-- BEGIN --
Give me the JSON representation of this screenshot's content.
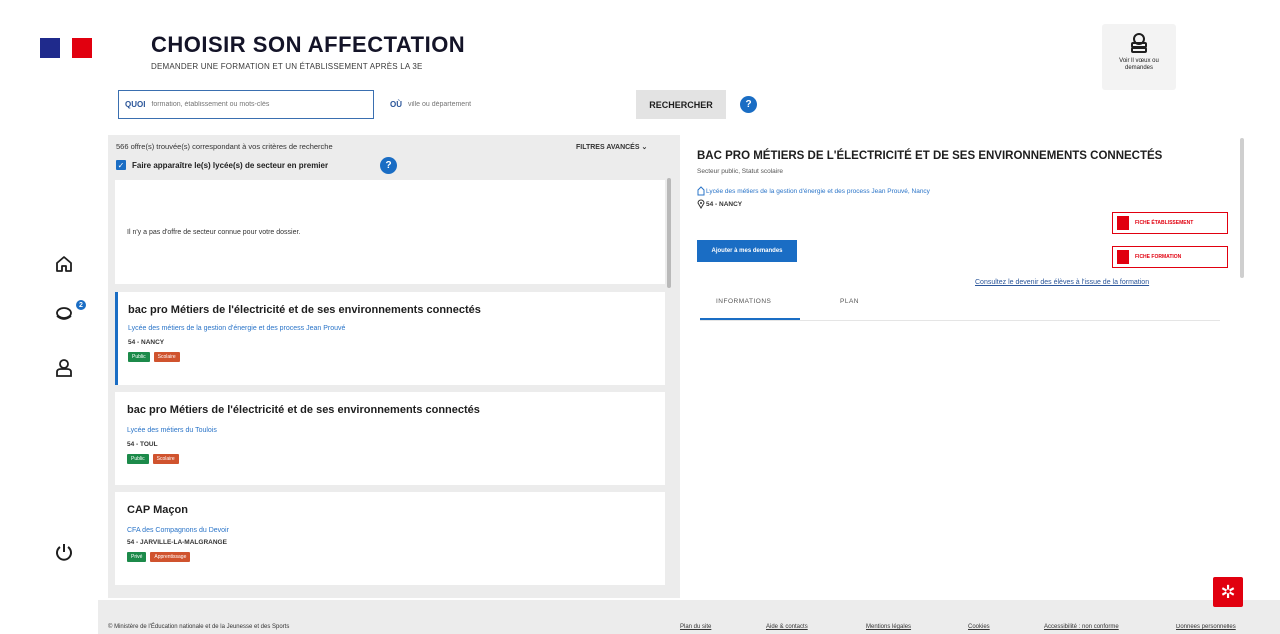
{
  "header": {
    "title": "CHOISIR SON AFFECTATION",
    "subtitle": "DEMANDER UNE FORMATION ET UN ÉTABLISSEMENT APRÈS LA 3E",
    "voeux_label": "Voir ll vœux ou demandes"
  },
  "search": {
    "quoi_label": "QUOI",
    "quoi_placeholder": "formation, établissement ou mots-clés",
    "ou_label": "OÙ",
    "ou_placeholder": "ville ou département",
    "button": "RECHERCHER",
    "help": "?"
  },
  "results": {
    "count_text": "566 offre(s) trouvée(s) correspondant à vos critères de recherche",
    "filters_label": "FILTRES AVANCÉS",
    "checkbox_label": "Faire apparaître le(s) lycée(s) de secteur en premier",
    "empty_sector_text": "Il n'y a pas d'offre de secteur connue pour votre dossier.",
    "cards": [
      {
        "title": "bac pro Métiers de l'électricité et de ses environnements connectés",
        "school": "Lycée des métiers de la gestion d'énergie et des process Jean Prouvé",
        "location": "54 - NANCY",
        "tag1": "Public",
        "tag2": "Scolaire"
      },
      {
        "title": "bac pro Métiers de l'électricité et de ses environnements connectés",
        "school": "Lycée des métiers du Toulois",
        "location": "54 - TOUL",
        "tag1": "Public",
        "tag2": "Scolaire"
      },
      {
        "title": "CAP Maçon",
        "school": "CFA des Compagnons du Devoir",
        "location": "54 - JARVILLE-LA-MALGRANGE",
        "tag1": "Privé",
        "tag2": "Apprentissage"
      }
    ]
  },
  "detail": {
    "title": "BAC PRO MÉTIERS DE L'ÉLECTRICITÉ ET DE SES ENVIRONNEMENTS CONNECTÉS",
    "subtitle": "Secteur public, Statut scolaire",
    "school": "Lycée des métiers de la gestion d'énergie et des process Jean Prouvé, Nancy",
    "location": "54 - NANCY",
    "add_button": "Ajouter à mes demandes",
    "fiche_etab": "FICHE ÉTABLISSEMENT",
    "fiche_formation": "FICHE FORMATION",
    "consult_link": "Consultez le devenir des élèves à l'issue de la formation",
    "tab_info": "INFORMATIONS",
    "tab_plan": "PLAN"
  },
  "nav": {
    "badge": "2"
  },
  "footer": {
    "copyright": "© Ministère de l'Éducation nationale et de la Jeunesse et des Sports",
    "links": [
      "Plan du site",
      "Aide & contacts",
      "Mentions légales",
      "Cookies",
      "Accessibilité : non conforme",
      "Données personnelles"
    ]
  },
  "colors": {
    "accent": "#1a6dc4",
    "marianne_red": "#e1000f",
    "marianne_blue": "#1f2a8c"
  }
}
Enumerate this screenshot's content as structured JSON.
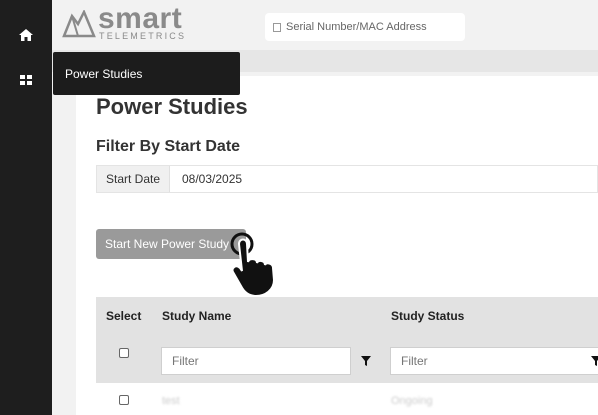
{
  "brand": {
    "word": "smart",
    "sub": "TELEMETRICS"
  },
  "header": {
    "serial_placeholder": "Serial Number/MAC Address"
  },
  "tooltip": {
    "label": "Power Studies"
  },
  "page": {
    "title": "Power Studies",
    "filter_title": "Filter By Start Date",
    "start_date_label": "Start Date",
    "start_date_value": "08/03/2025",
    "start_button": "Start New Power Study"
  },
  "table": {
    "columns": {
      "select": "Select",
      "name": "Study Name",
      "status": "Study Status"
    },
    "filter_placeholder": "Filter",
    "rows": [
      {
        "name": "test",
        "status": "Ongoing"
      }
    ]
  },
  "icons": {
    "rail": [
      "home-icon",
      "grid-icon"
    ],
    "filter": "funnel-icon",
    "cursor": "hand-pointer-icon"
  },
  "colors": {
    "rail": "#1e1e1e",
    "button": "#9a9a9a",
    "table_header": "#e2e2e2"
  }
}
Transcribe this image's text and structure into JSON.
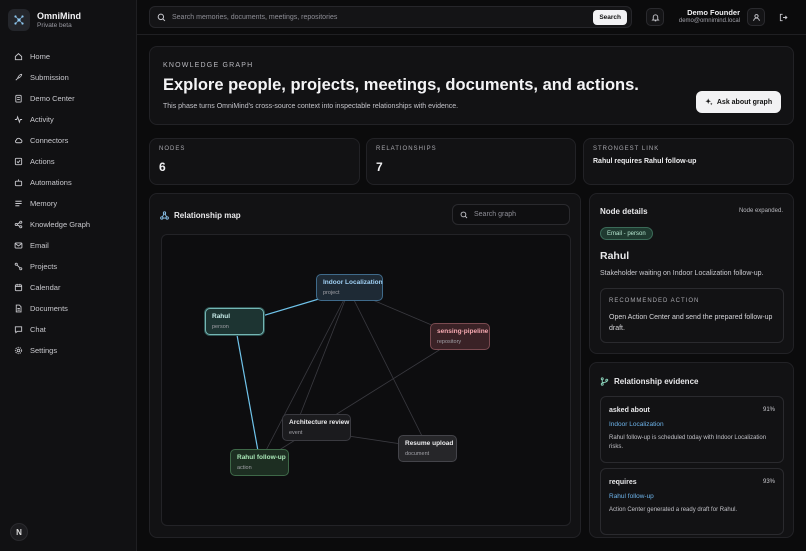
{
  "brand": {
    "name": "OmniMind",
    "subtitle": "Private beta",
    "avatar_initial": "N"
  },
  "nav": [
    {
      "label": "Home",
      "icon": "home-icon"
    },
    {
      "label": "Submission",
      "icon": "rocket-icon"
    },
    {
      "label": "Demo Center",
      "icon": "clipboard-icon"
    },
    {
      "label": "Activity",
      "icon": "activity-icon"
    },
    {
      "label": "Connectors",
      "icon": "cloud-icon"
    },
    {
      "label": "Actions",
      "icon": "check-square-icon"
    },
    {
      "label": "Automations",
      "icon": "bot-icon"
    },
    {
      "label": "Memory",
      "icon": "list-icon"
    },
    {
      "label": "Knowledge Graph",
      "icon": "graph-icon"
    },
    {
      "label": "Email",
      "icon": "mail-icon"
    },
    {
      "label": "Projects",
      "icon": "route-icon"
    },
    {
      "label": "Calendar",
      "icon": "calendar-icon"
    },
    {
      "label": "Documents",
      "icon": "document-icon"
    },
    {
      "label": "Chat",
      "icon": "chat-icon"
    },
    {
      "label": "Settings",
      "icon": "gear-icon"
    }
  ],
  "topbar": {
    "search_placeholder": "Search memories, documents, meetings, repositories",
    "search_button": "Search",
    "user_name": "Demo Founder",
    "user_email": "demo@omnimind.local"
  },
  "hero": {
    "eyebrow": "KNOWLEDGE GRAPH",
    "title": "Explore people, projects, meetings, documents, and actions.",
    "description": "This phase turns OmniMind's cross-source context into inspectable relationships with evidence.",
    "button": "Ask about graph"
  },
  "stats": [
    {
      "label": "NODES",
      "value": "6"
    },
    {
      "label": "RELATIONSHIPS",
      "value": "7"
    },
    {
      "label": "STRONGEST LINK",
      "value": "Rahul requires Rahul follow-up"
    }
  ],
  "map": {
    "title": "Relationship map",
    "search_placeholder": "Search graph",
    "nodes": [
      {
        "id": "indoor",
        "label": "Indoor Localization",
        "type": "project",
        "kind": "project"
      },
      {
        "id": "rahul",
        "label": "Rahul",
        "type": "person",
        "kind": "person"
      },
      {
        "id": "sensing",
        "label": "sensing-pipeline",
        "type": "repository",
        "kind": "repo"
      },
      {
        "id": "arch",
        "label": "Architecture review",
        "type": "event",
        "kind": "event"
      },
      {
        "id": "resume",
        "label": "Resume upload",
        "type": "document",
        "kind": "document"
      },
      {
        "id": "followup",
        "label": "Rahul follow-up",
        "type": "action",
        "kind": "action"
      }
    ]
  },
  "details": {
    "title": "Node details",
    "status": "Node expanded.",
    "badge": "Email - person",
    "name": "Rahul",
    "description": "Stakeholder waiting on Indoor Localization follow-up.",
    "rec_label": "RECOMMENDED ACTION",
    "rec_text": "Open Action Center and send the prepared follow-up draft."
  },
  "evidence": {
    "title": "Relationship evidence",
    "items": [
      {
        "relation": "asked about",
        "percent": "91%",
        "target": "Indoor Localization",
        "description": "Rahul follow-up is scheduled today with Indoor Localization risks."
      },
      {
        "relation": "requires",
        "percent": "93%",
        "target": "Rahul follow-up",
        "description": "Action Center generated a ready draft for Rahul."
      }
    ]
  },
  "colors": {
    "accent_link": "#6db3ea",
    "person": "#74b6b4",
    "repository": "#f5a8b0",
    "action": "#a8e6b6",
    "project": "#9fd0f4"
  }
}
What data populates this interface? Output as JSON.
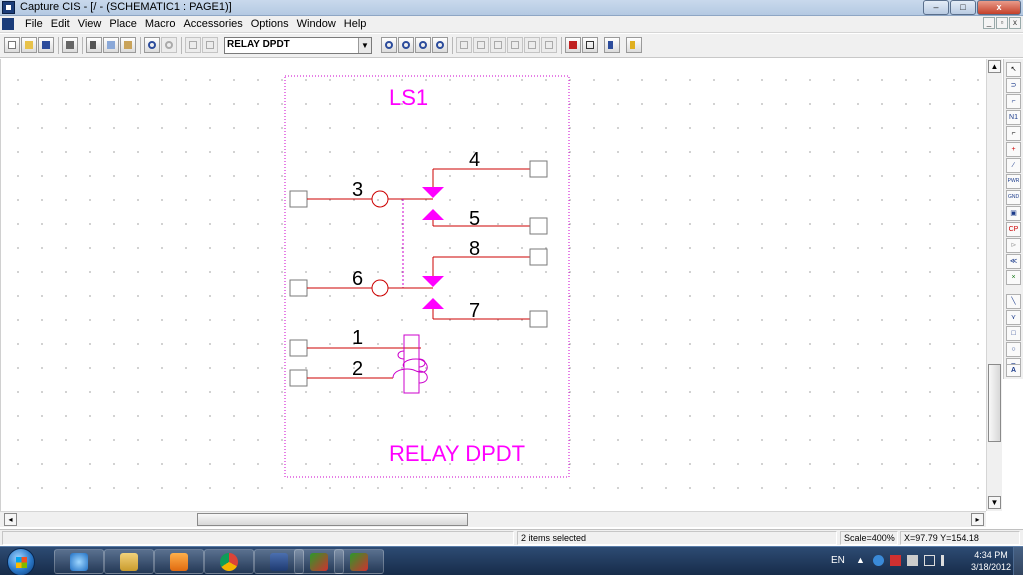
{
  "window": {
    "title": "Capture CIS - [/ - (SCHEMATIC1 : PAGE1)]",
    "controls": {
      "minimize": "–",
      "maximize": "□",
      "close": "x"
    },
    "mdi_controls": {
      "minimize": "_",
      "restore": "▫",
      "close": "x"
    }
  },
  "menu": {
    "items": [
      "File",
      "Edit",
      "View",
      "Place",
      "Macro",
      "Accessories",
      "Options",
      "Window",
      "Help"
    ]
  },
  "toolbar": {
    "part_combo_value": "RELAY DPDT",
    "combo_arrow": "▼",
    "buttons": [
      "new-icon",
      "open-icon",
      "save-icon",
      "print-icon",
      "cut-icon",
      "copy-icon",
      "paste-icon",
      "undo-icon",
      "redo-icon",
      "view-icon",
      "view-icon",
      "zoom-in-icon",
      "zoom-out-icon",
      "zoom-area-icon",
      "zoom-all-icon",
      "annotate-icon",
      "design-rules-icon",
      "cross-reference-icon",
      "netlist-icon",
      "bill-of-materials-icon",
      "snap-grid-icon",
      "project-manager-icon",
      "property-editor-icon",
      "help-icon"
    ]
  },
  "schematic": {
    "refdes": "LS1",
    "part_value": "RELAY DPDT",
    "pins": [
      "1",
      "2",
      "3",
      "4",
      "5",
      "6",
      "7",
      "8"
    ],
    "colors": {
      "pin_line": "#cc0000",
      "body": "#ff00ff",
      "outline": "#cc00cc",
      "pin_box": "#7a7a7a"
    }
  },
  "palette": {
    "tools": [
      {
        "icon": "select-icon",
        "glyph": "↖"
      },
      {
        "icon": "place-part-icon",
        "glyph": "⊃"
      },
      {
        "icon": "place-wire-icon",
        "glyph": "⌐"
      },
      {
        "icon": "place-net-alias-icon",
        "glyph": "N1"
      },
      {
        "icon": "place-bus-icon",
        "glyph": "⌐"
      },
      {
        "icon": "place-junction-icon",
        "glyph": "+"
      },
      {
        "icon": "place-bus-entry-icon",
        "glyph": "∕"
      },
      {
        "icon": "place-power-icon",
        "glyph": "PWR"
      },
      {
        "icon": "place-ground-icon",
        "glyph": "GND"
      },
      {
        "icon": "place-hierarchical-block-icon",
        "glyph": "▣"
      },
      {
        "icon": "place-hierarchical-port-icon",
        "glyph": "CP"
      },
      {
        "icon": "place-hierarchical-pin-icon",
        "glyph": "⊳"
      },
      {
        "icon": "place-off-page-connector-icon",
        "glyph": "≪"
      },
      {
        "icon": "place-no-connect-icon",
        "glyph": "×"
      },
      {
        "icon": "place-line-icon",
        "glyph": "╲"
      },
      {
        "icon": "place-polyline-icon",
        "glyph": "⋎"
      },
      {
        "icon": "place-rectangle-icon",
        "glyph": "□"
      },
      {
        "icon": "place-ellipse-icon",
        "glyph": "○"
      },
      {
        "icon": "place-arc-icon",
        "glyph": "⊃"
      },
      {
        "icon": "place-text-icon",
        "glyph": "A"
      }
    ]
  },
  "scrollbars": {
    "up": "▲",
    "down": "▼",
    "left": "◂",
    "right": "▸"
  },
  "status": {
    "cell_1": "",
    "selection": "2 items selected",
    "scale": "Scale=400%",
    "coords": "X=97.79  Y=154.18"
  },
  "taskbar": {
    "language": "EN",
    "tray_arrow": "▲",
    "time": "4:34 PM",
    "date": "3/18/2012",
    "apps": [
      "internet-explorer-icon",
      "windows-explorer-icon",
      "media-player-icon",
      "chrome-icon",
      "capture-cis-icon",
      "capture-cis-icon",
      "capture-cis-icon"
    ]
  }
}
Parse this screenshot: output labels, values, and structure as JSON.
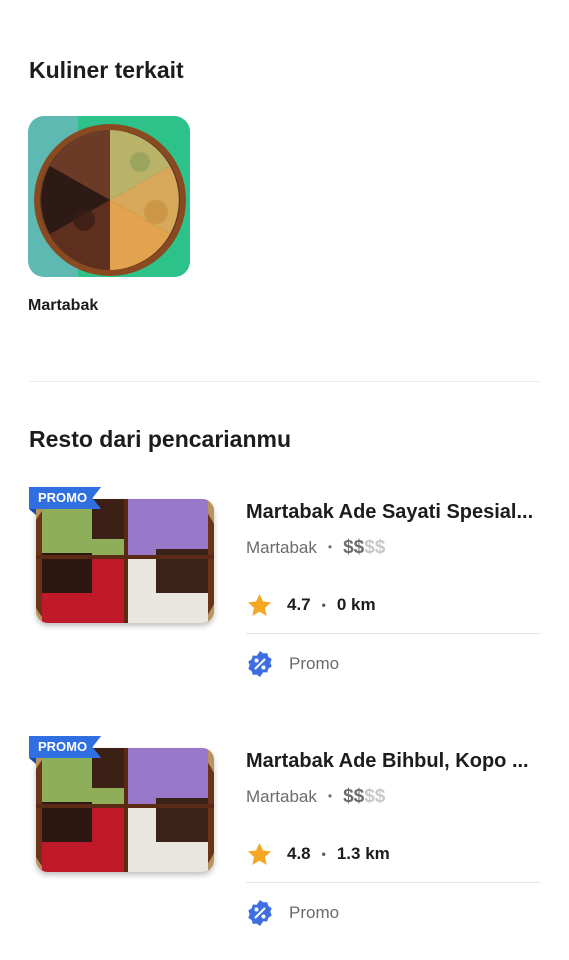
{
  "kuliner": {
    "title": "Kuliner terkait",
    "items": [
      {
        "label": "Martabak"
      }
    ]
  },
  "resto": {
    "title": "Resto dari pencarianmu",
    "items": [
      {
        "badge": "PROMO",
        "name": "Martabak Ade Sayati Spesial...",
        "category": "Martabak",
        "price_on": "$$",
        "price_off": "$$",
        "rating": "4.7",
        "distance": "0 km",
        "promo_label": "Promo"
      },
      {
        "badge": "PROMO",
        "name": "Martabak Ade Bihbul, Kopo ...",
        "category": "Martabak",
        "price_on": "$$",
        "price_off": "$$",
        "rating": "4.8",
        "distance": "1.3 km",
        "promo_label": "Promo"
      }
    ]
  },
  "colors": {
    "promo_badge": "#2f6fe0",
    "promo_icon": "#3d6fe0",
    "star": "#f5a623",
    "price_active": "#6b6b6b",
    "price_inactive": "#c8c8c8"
  },
  "icons": {
    "star": "star-icon",
    "promo": "promo-percent-icon"
  }
}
-- END --
### Exercise instructions
Extract all lines from the material above that include the word "requires".

### Output for this exercise
      "value": "Rahul requires Rahul follow-up"
        "relation": "requires",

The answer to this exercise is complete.